Directions: Without including any images, repeat the data exactly.

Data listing

=-=-=-=-=

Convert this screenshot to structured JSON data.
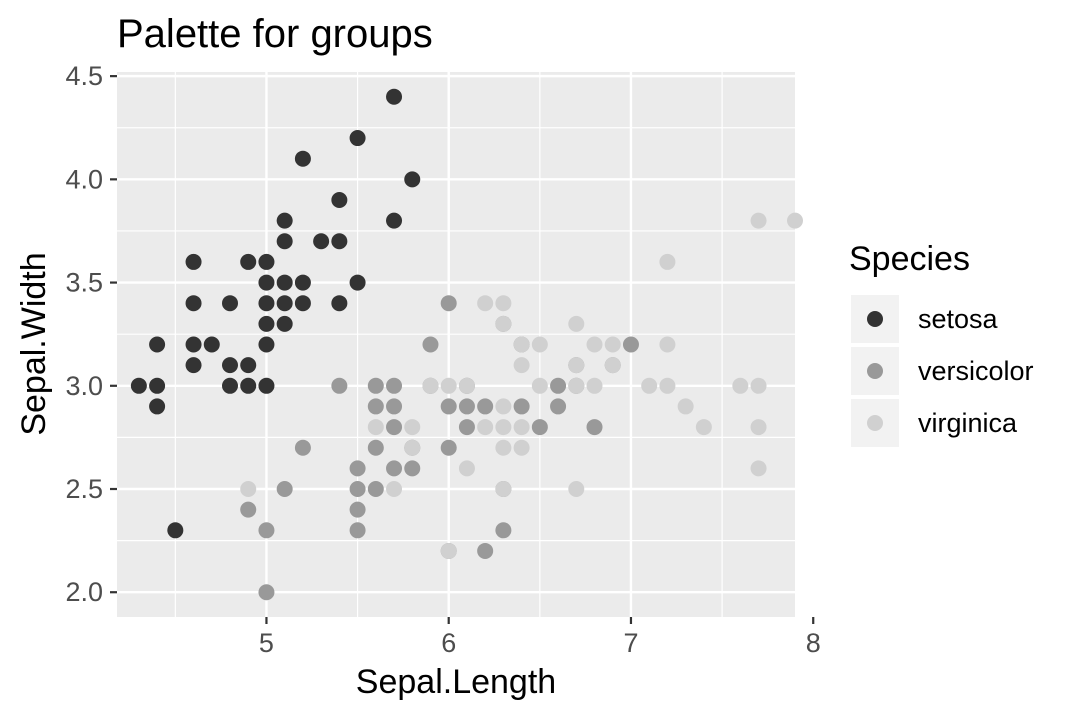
{
  "chart_data": {
    "type": "scatter",
    "title": "Palette for groups",
    "xlabel": "Sepal.Length",
    "ylabel": "Sepal.Width",
    "xlim": [
      4.18,
      7.9
    ],
    "ylim": [
      1.88,
      4.52
    ],
    "x_ticks": [
      5,
      6,
      7,
      8
    ],
    "y_ticks": [
      2.0,
      2.5,
      3.0,
      3.5,
      4.0,
      4.5
    ],
    "x_tick_labels": [
      "5",
      "6",
      "7",
      "8"
    ],
    "y_tick_labels": [
      "2.0",
      "2.5",
      "3.0",
      "3.5",
      "4.0",
      "4.5"
    ],
    "grid": true,
    "background": "#ebebeb",
    "legend": {
      "title": "Species",
      "placement": "right"
    },
    "series": [
      {
        "name": "setosa",
        "color": "#333333",
        "points": [
          [
            4.3,
            3.0
          ],
          [
            4.4,
            3.0
          ],
          [
            4.4,
            2.9
          ],
          [
            4.4,
            3.2
          ],
          [
            4.5,
            2.3
          ],
          [
            4.6,
            3.1
          ],
          [
            4.6,
            3.2
          ],
          [
            4.6,
            3.4
          ],
          [
            4.6,
            3.6
          ],
          [
            4.7,
            3.2
          ],
          [
            4.8,
            3.0
          ],
          [
            4.8,
            3.1
          ],
          [
            4.8,
            3.4
          ],
          [
            4.9,
            3.0
          ],
          [
            4.9,
            3.1
          ],
          [
            4.9,
            3.6
          ],
          [
            5.0,
            3.0
          ],
          [
            5.0,
            3.2
          ],
          [
            5.0,
            3.3
          ],
          [
            5.0,
            3.4
          ],
          [
            5.0,
            3.5
          ],
          [
            5.0,
            3.6
          ],
          [
            5.1,
            3.3
          ],
          [
            5.1,
            3.4
          ],
          [
            5.1,
            3.5
          ],
          [
            5.1,
            3.7
          ],
          [
            5.1,
            3.8
          ],
          [
            5.2,
            3.4
          ],
          [
            5.2,
            3.5
          ],
          [
            5.2,
            4.1
          ],
          [
            5.3,
            3.7
          ],
          [
            5.4,
            3.4
          ],
          [
            5.4,
            3.7
          ],
          [
            5.4,
            3.9
          ],
          [
            5.5,
            3.5
          ],
          [
            5.5,
            4.2
          ],
          [
            5.7,
            3.8
          ],
          [
            5.7,
            4.4
          ],
          [
            5.8,
            4.0
          ]
        ]
      },
      {
        "name": "versicolor",
        "color": "#999999",
        "points": [
          [
            4.9,
            2.4
          ],
          [
            5.0,
            2.0
          ],
          [
            5.0,
            2.3
          ],
          [
            5.1,
            2.5
          ],
          [
            5.2,
            2.7
          ],
          [
            5.4,
            3.0
          ],
          [
            5.5,
            2.3
          ],
          [
            5.5,
            2.4
          ],
          [
            5.5,
            2.5
          ],
          [
            5.5,
            2.6
          ],
          [
            5.6,
            2.5
          ],
          [
            5.6,
            2.7
          ],
          [
            5.6,
            2.9
          ],
          [
            5.6,
            3.0
          ],
          [
            5.7,
            2.6
          ],
          [
            5.7,
            2.8
          ],
          [
            5.7,
            2.9
          ],
          [
            5.7,
            3.0
          ],
          [
            5.8,
            2.6
          ],
          [
            5.8,
            2.7
          ],
          [
            5.9,
            3.0
          ],
          [
            5.9,
            3.2
          ],
          [
            6.0,
            2.2
          ],
          [
            6.0,
            2.7
          ],
          [
            6.0,
            2.9
          ],
          [
            6.0,
            3.4
          ],
          [
            6.1,
            2.8
          ],
          [
            6.1,
            2.9
          ],
          [
            6.1,
            3.0
          ],
          [
            6.2,
            2.2
          ],
          [
            6.2,
            2.9
          ],
          [
            6.3,
            2.3
          ],
          [
            6.3,
            2.5
          ],
          [
            6.3,
            3.3
          ],
          [
            6.4,
            2.9
          ],
          [
            6.4,
            3.2
          ],
          [
            6.5,
            2.8
          ],
          [
            6.6,
            2.9
          ],
          [
            6.6,
            3.0
          ],
          [
            6.7,
            3.0
          ],
          [
            6.7,
            3.1
          ],
          [
            6.8,
            2.8
          ],
          [
            6.9,
            3.1
          ],
          [
            7.0,
            3.2
          ]
        ]
      },
      {
        "name": "virginica",
        "color": "#d0d0d0",
        "points": [
          [
            4.9,
            2.5
          ],
          [
            5.6,
            2.8
          ],
          [
            5.7,
            2.5
          ],
          [
            5.8,
            2.7
          ],
          [
            5.8,
            2.8
          ],
          [
            5.9,
            3.0
          ],
          [
            6.0,
            2.2
          ],
          [
            6.0,
            3.0
          ],
          [
            6.1,
            2.6
          ],
          [
            6.1,
            3.0
          ],
          [
            6.2,
            2.8
          ],
          [
            6.2,
            3.4
          ],
          [
            6.3,
            2.5
          ],
          [
            6.3,
            2.7
          ],
          [
            6.3,
            2.8
          ],
          [
            6.3,
            2.9
          ],
          [
            6.3,
            3.3
          ],
          [
            6.3,
            3.4
          ],
          [
            6.4,
            2.7
          ],
          [
            6.4,
            2.8
          ],
          [
            6.4,
            3.1
          ],
          [
            6.4,
            3.2
          ],
          [
            6.5,
            3.0
          ],
          [
            6.5,
            3.2
          ],
          [
            6.7,
            2.5
          ],
          [
            6.7,
            3.0
          ],
          [
            6.7,
            3.1
          ],
          [
            6.7,
            3.3
          ],
          [
            6.8,
            3.0
          ],
          [
            6.8,
            3.2
          ],
          [
            6.9,
            3.1
          ],
          [
            6.9,
            3.2
          ],
          [
            7.1,
            3.0
          ],
          [
            7.2,
            3.0
          ],
          [
            7.2,
            3.2
          ],
          [
            7.2,
            3.6
          ],
          [
            7.3,
            2.9
          ],
          [
            7.4,
            2.8
          ],
          [
            7.6,
            3.0
          ],
          [
            7.7,
            2.6
          ],
          [
            7.7,
            2.8
          ],
          [
            7.7,
            3.0
          ],
          [
            7.7,
            3.8
          ],
          [
            7.9,
            3.8
          ]
        ]
      }
    ]
  }
}
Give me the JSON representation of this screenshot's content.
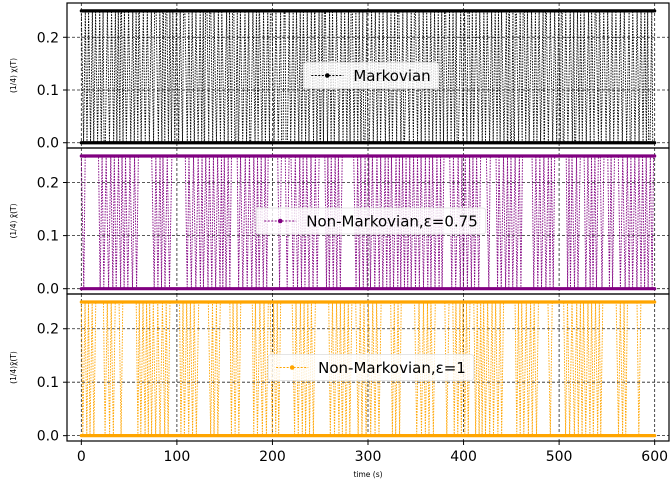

=-=-=-=-=

Full solution:
Convert this screenshot to structured JSON data.
{
  "chart_data": {
    "type": "scatter",
    "title": "Palette for groups",
    "xlabel": "Sepal.Length",
    "ylabel": "Sepal.Width",
    "xlim": [
      4.18,
      7.9
    ],
    "ylim": [
      1.88,
      4.52
    ],
    "x_ticks": [
      5,
      6,
      7,
      8
    ],
    "y_ticks": [
      2.0,
      2.5,
      3.0,
      3.5,
      4.0,
      4.5
    ],
    "x_tick_labels": [
      "5",
      "6",
      "7",
      "8"
    ],
    "y_tick_labels": [
      "2.0",
      "2.5",
      "3.0",
      "3.5",
      "4.0",
      "4.5"
    ],
    "grid": true,
    "background": "#ebebeb",
    "legend": {
      "title": "Species",
      "placement": "right"
    },
    "series": [
      {
        "name": "setosa",
        "color": "#333333",
        "points": [
          [
            4.3,
            3.0
          ],
          [
            4.4,
            3.0
          ],
          [
            4.4,
            2.9
          ],
          [
            4.4,
            3.2
          ],
          [
            4.5,
            2.3
          ],
          [
            4.6,
            3.1
          ],
          [
            4.6,
            3.2
          ],
          [
            4.6,
            3.4
          ],
          [
            4.6,
            3.6
          ],
          [
            4.7,
            3.2
          ],
          [
            4.8,
            3.0
          ],
          [
            4.8,
            3.1
          ],
          [
            4.8,
            3.4
          ],
          [
            4.9,
            3.0
          ],
          [
            4.9,
            3.1
          ],
          [
            4.9,
            3.6
          ],
          [
            5.0,
            3.0
          ],
          [
            5.0,
            3.2
          ],
          [
            5.0,
            3.3
          ],
          [
            5.0,
            3.4
          ],
          [
            5.0,
            3.5
          ],
          [
            5.0,
            3.6
          ],
          [
            5.1,
            3.3
          ],
          [
            5.1,
            3.4
          ],
          [
            5.1,
            3.5
          ],
          [
            5.1,
            3.7
          ],
          [
            5.1,
            3.8
          ],
          [
            5.2,
            3.4
          ],
          [
            5.2,
            3.5
          ],
          [
            5.2,
            4.1
          ],
          [
            5.3,
            3.7
          ],
          [
            5.4,
            3.4
          ],
          [
            5.4,
            3.7
          ],
          [
            5.4,
            3.9
          ],
          [
            5.5,
            3.5
          ],
          [
            5.5,
            4.2
          ],
          [
            5.7,
            3.8
          ],
          [
            5.7,
            4.4
          ],
          [
            5.8,
            4.0
          ]
        ]
      },
      {
        "name": "versicolor",
        "color": "#999999",
        "points": [
          [
            4.9,
            2.4
          ],
          [
            5.0,
            2.0
          ],
          [
            5.0,
            2.3
          ],
          [
            5.1,
            2.5
          ],
          [
            5.2,
            2.7
          ],
          [
            5.4,
            3.0
          ],
          [
            5.5,
            2.3
          ],
          [
            5.5,
            2.4
          ],
          [
            5.5,
            2.5
          ],
          [
            5.5,
            2.6
          ],
          [
            5.6,
            2.5
          ],
          [
            5.6,
            2.7
          ],
          [
            5.6,
            2.9
          ],
          [
            5.6,
            3.0
          ],
          [
            5.7,
            2.6
          ],
          [
            5.7,
            2.8
          ],
          [
            5.7,
            2.9
          ],
          [
            5.7,
            3.0
          ],
          [
            5.8,
            2.6
          ],
          [
            5.8,
            2.7
          ],
          [
            5.9,
            3.0
          ],
          [
            5.9,
            3.2
          ],
          [
            6.0,
            2.2
          ],
          [
            6.0,
            2.7
          ],
          [
            6.0,
            2.9
          ],
          [
            6.0,
            3.4
          ],
          [
            6.1,
            2.8
          ],
          [
            6.1,
            2.9
          ],
          [
            6.1,
            3.0
          ],
          [
            6.2,
            2.2
          ],
          [
            6.2,
            2.9
          ],
          [
            6.3,
            2.3
          ],
          [
            6.3,
            2.5
          ],
          [
            6.3,
            3.3
          ],
          [
            6.4,
            2.9
          ],
          [
            6.4,
            3.2
          ],
          [
            6.5,
            2.8
          ],
          [
            6.6,
            2.9
          ],
          [
            6.6,
            3.0
          ],
          [
            6.7,
            3.0
          ],
          [
            6.7,
            3.1
          ],
          [
            6.8,
            2.8
          ],
          [
            6.9,
            3.1
          ],
          [
            7.0,
            3.2
          ]
        ]
      },
      {
        "name": "virginica",
        "color": "#d0d0d0",
        "points": [
          [
            4.9,
            2.5
          ],
          [
            5.6,
            2.8
          ],
          [
            5.7,
            2.5
          ],
          [
            5.8,
            2.7
          ],
          [
            5.8,
            2.8
          ],
          [
            5.9,
            3.0
          ],
          [
            6.0,
            2.2
          ],
          [
            6.0,
            3.0
          ],
          [
            6.1,
            2.6
          ],
          [
            6.1,
            3.0
          ],
          [
            6.2,
            2.8
          ],
          [
            6.2,
            3.4
          ],
          [
            6.3,
            2.5
          ],
          [
            6.3,
            2.7
          ],
          [
            6.3,
            2.8
          ],
          [
            6.3,
            2.9
          ],
          [
            6.3,
            3.3
          ],
          [
            6.3,
            3.4
          ],
          [
            6.4,
            2.7
          ],
          [
            6.4,
            2.8
          ],
          [
            6.4,
            3.1
          ],
          [
            6.4,
            3.2
          ],
          [
            6.5,
            3.0
          ],
          [
            6.5,
            3.2
          ],
          [
            6.7,
            2.5
          ],
          [
            6.7,
            3.0
          ],
          [
            6.7,
            3.1
          ],
          [
            6.7,
            3.3
          ],
          [
            6.8,
            3.0
          ],
          [
            6.8,
            3.2
          ],
          [
            6.9,
            3.1
          ],
          [
            6.9,
            3.2
          ],
          [
            7.1,
            3.0
          ],
          [
            7.2,
            3.0
          ],
          [
            7.2,
            3.2
          ],
          [
            7.2,
            3.6
          ],
          [
            7.3,
            2.9
          ],
          [
            7.4,
            2.8
          ],
          [
            7.6,
            3.0
          ],
          [
            7.7,
            2.6
          ],
          [
            7.7,
            2.8
          ],
          [
            7.7,
            3.0
          ],
          [
            7.7,
            3.8
          ],
          [
            7.9,
            3.8
          ]
        ]
      }
    ]
  }
}
Give me the JSON representation of this screenshot's content.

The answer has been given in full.